● WHAT IS REQUIRED: Take every line from the material that has the word "JSON" in it.
--- START RECORDS SHOWN ---
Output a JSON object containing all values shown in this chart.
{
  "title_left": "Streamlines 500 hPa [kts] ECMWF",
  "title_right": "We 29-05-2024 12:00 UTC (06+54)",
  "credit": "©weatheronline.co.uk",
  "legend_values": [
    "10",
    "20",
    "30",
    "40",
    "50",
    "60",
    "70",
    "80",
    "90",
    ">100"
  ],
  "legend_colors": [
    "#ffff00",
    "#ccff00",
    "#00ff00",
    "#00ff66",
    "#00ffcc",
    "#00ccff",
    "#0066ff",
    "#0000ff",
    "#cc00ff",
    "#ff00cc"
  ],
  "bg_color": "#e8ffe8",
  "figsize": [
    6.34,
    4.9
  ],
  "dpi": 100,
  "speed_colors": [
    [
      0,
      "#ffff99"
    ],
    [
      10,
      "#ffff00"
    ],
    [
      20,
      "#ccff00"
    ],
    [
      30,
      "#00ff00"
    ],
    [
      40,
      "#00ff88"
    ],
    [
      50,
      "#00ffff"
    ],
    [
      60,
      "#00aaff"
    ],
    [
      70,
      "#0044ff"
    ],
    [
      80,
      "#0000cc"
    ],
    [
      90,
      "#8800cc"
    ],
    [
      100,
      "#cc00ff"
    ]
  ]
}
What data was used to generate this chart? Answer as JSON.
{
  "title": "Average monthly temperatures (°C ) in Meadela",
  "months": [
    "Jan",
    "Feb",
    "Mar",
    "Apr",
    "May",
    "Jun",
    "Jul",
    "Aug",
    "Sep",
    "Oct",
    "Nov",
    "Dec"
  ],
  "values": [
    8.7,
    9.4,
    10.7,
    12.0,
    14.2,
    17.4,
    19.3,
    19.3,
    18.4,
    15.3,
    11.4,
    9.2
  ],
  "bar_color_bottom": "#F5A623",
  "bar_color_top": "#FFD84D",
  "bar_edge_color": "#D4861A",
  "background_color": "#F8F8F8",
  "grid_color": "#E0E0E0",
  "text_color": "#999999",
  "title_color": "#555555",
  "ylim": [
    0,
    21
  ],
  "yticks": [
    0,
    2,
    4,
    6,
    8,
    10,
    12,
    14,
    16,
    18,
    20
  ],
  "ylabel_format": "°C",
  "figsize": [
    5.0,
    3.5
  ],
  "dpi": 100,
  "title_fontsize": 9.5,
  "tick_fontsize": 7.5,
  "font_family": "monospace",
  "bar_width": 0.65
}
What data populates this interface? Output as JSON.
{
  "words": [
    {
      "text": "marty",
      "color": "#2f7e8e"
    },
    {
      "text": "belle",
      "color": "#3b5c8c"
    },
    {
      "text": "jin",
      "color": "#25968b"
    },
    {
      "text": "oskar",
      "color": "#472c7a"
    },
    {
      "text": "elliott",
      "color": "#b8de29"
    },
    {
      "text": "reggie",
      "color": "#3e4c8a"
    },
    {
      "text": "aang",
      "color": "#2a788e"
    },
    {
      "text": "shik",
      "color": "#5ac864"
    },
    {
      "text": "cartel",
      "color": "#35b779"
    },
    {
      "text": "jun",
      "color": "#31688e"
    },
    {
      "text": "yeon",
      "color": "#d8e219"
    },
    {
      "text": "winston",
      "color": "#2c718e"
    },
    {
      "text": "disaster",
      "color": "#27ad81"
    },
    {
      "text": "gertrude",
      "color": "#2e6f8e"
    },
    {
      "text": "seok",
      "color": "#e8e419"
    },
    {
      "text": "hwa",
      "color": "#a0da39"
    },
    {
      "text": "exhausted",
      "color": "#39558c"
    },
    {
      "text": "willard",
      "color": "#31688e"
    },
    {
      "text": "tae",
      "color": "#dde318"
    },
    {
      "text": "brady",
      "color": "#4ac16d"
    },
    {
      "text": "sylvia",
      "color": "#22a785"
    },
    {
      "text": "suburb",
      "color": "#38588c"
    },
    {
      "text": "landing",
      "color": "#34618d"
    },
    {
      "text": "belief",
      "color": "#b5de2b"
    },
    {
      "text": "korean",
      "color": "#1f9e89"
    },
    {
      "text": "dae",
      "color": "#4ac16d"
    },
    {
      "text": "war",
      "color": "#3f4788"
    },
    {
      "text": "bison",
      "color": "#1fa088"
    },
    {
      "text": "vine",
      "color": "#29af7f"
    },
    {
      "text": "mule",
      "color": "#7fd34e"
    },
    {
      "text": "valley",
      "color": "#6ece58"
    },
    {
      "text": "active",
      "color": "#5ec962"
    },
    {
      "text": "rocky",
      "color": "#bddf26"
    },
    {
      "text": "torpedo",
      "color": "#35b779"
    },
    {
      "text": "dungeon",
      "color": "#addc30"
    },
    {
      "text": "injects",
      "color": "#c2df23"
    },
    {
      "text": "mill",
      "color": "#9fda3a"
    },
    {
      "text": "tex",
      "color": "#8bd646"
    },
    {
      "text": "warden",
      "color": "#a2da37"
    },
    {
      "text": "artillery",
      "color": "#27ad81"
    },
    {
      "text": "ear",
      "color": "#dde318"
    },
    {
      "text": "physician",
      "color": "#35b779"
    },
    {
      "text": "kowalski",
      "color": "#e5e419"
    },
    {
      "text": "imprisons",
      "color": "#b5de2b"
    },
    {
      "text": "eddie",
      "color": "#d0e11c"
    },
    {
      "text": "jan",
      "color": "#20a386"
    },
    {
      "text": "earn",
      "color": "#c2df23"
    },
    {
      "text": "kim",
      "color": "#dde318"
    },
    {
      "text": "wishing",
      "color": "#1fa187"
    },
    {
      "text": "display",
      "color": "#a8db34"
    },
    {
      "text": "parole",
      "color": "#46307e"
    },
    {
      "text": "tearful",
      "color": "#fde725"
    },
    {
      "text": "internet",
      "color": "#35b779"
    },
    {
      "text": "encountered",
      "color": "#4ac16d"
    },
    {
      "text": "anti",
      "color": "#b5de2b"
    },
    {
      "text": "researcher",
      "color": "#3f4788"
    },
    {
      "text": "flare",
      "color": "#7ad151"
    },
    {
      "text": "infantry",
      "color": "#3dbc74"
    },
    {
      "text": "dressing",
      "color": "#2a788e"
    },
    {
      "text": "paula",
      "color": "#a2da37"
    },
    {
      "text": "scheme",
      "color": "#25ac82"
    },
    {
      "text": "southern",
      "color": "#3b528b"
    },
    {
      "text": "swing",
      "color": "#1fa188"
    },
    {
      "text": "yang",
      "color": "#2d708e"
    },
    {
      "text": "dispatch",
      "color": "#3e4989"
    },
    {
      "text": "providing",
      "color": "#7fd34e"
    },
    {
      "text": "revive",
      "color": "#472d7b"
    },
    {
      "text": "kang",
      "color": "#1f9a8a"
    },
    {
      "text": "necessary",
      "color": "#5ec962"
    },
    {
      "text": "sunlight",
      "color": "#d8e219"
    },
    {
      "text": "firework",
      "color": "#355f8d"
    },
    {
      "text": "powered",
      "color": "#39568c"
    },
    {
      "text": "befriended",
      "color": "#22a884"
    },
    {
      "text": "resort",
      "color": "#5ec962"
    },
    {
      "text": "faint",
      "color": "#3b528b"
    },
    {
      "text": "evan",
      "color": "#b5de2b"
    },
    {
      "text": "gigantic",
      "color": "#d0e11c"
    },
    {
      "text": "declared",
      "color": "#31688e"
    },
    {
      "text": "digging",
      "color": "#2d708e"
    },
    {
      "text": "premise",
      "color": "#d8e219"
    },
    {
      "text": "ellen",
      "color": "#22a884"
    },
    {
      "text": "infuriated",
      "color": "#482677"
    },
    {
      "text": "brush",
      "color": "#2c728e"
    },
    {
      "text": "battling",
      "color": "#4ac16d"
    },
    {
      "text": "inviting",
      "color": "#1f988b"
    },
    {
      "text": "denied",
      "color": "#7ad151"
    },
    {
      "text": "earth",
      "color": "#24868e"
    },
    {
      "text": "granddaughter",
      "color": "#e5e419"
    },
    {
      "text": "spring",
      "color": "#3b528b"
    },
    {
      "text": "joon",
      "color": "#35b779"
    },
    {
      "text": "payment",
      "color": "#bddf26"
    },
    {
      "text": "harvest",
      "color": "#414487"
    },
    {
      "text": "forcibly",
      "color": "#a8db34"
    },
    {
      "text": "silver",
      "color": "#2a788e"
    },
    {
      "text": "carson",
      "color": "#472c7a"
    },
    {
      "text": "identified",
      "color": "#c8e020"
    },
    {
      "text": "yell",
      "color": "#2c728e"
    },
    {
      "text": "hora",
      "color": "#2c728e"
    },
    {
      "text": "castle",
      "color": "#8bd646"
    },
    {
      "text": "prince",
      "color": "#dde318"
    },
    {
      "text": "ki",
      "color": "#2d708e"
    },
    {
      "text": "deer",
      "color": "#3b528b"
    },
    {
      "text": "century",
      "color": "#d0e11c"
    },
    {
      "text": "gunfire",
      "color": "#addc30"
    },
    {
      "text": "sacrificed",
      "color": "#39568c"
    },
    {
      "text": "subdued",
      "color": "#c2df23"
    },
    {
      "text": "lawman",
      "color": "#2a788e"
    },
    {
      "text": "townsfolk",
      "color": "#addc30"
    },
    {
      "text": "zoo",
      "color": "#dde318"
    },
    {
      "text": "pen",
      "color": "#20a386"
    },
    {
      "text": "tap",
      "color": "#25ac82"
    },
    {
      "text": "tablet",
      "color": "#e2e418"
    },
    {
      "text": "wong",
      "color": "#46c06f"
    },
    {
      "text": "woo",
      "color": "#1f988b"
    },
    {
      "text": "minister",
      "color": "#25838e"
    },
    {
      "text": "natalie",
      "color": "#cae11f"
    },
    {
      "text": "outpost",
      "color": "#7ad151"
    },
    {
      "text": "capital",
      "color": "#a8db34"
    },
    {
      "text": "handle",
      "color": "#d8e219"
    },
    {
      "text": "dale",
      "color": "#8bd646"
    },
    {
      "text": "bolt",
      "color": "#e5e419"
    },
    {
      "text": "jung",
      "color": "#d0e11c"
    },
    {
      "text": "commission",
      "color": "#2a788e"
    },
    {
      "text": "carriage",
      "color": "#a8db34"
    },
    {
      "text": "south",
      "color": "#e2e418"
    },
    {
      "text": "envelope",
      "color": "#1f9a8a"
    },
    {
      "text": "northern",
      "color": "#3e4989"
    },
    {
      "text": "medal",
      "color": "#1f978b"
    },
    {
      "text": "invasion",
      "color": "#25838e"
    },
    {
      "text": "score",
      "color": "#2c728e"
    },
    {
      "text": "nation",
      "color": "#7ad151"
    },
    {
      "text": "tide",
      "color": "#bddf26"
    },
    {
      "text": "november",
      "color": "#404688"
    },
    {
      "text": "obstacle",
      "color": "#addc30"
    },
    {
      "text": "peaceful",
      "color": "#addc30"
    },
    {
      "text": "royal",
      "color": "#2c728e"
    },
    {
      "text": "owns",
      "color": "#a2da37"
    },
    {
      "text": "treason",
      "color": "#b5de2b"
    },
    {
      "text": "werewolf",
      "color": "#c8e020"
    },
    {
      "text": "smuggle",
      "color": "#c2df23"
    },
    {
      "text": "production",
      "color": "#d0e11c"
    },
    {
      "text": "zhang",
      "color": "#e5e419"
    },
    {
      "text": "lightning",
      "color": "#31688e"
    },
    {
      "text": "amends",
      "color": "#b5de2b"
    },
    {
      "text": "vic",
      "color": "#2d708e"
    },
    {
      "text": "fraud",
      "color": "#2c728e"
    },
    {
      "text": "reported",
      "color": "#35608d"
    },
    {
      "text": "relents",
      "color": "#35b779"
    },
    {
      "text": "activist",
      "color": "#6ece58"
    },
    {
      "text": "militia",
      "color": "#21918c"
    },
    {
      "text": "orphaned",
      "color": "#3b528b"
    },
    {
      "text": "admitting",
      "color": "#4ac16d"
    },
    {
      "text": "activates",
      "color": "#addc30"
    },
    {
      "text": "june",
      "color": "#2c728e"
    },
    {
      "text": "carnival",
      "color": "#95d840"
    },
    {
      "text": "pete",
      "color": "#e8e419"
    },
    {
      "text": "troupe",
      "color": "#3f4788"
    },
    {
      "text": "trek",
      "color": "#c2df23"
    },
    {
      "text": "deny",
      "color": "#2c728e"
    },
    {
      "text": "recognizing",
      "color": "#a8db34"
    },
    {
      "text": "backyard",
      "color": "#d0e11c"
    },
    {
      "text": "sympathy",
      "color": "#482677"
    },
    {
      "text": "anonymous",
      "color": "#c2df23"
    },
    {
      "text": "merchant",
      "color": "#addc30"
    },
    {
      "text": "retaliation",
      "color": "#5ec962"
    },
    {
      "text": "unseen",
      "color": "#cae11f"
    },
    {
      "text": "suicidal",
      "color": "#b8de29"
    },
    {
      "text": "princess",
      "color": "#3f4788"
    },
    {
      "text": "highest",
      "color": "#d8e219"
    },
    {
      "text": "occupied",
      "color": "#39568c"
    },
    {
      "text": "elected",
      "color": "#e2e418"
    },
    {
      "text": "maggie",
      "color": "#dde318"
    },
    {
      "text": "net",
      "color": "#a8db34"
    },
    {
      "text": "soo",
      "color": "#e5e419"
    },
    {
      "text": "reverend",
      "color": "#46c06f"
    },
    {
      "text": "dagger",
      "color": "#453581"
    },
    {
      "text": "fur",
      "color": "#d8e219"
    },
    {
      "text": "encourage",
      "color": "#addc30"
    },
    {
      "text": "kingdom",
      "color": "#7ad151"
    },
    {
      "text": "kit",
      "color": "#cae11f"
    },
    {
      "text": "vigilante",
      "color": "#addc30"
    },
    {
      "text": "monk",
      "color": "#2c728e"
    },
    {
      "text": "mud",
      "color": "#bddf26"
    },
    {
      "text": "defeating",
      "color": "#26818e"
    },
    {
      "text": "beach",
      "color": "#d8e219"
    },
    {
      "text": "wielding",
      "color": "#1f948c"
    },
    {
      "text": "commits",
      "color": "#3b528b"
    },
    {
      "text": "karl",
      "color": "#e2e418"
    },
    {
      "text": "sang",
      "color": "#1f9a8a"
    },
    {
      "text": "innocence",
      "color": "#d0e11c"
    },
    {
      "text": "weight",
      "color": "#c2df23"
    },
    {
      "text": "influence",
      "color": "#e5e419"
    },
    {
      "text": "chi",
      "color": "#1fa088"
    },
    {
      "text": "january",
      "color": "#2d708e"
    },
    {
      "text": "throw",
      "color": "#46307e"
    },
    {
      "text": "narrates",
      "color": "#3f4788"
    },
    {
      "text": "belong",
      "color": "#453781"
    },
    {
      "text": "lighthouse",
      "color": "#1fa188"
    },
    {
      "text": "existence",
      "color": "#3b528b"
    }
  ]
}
--- END RECORDS SHOWN ---
● CORRECT ANSWER:
Output a JSON object containing all values shown in this chart.
What data was used to generate this chart? Answer as JSON.
What data populates this interface? Output as JSON.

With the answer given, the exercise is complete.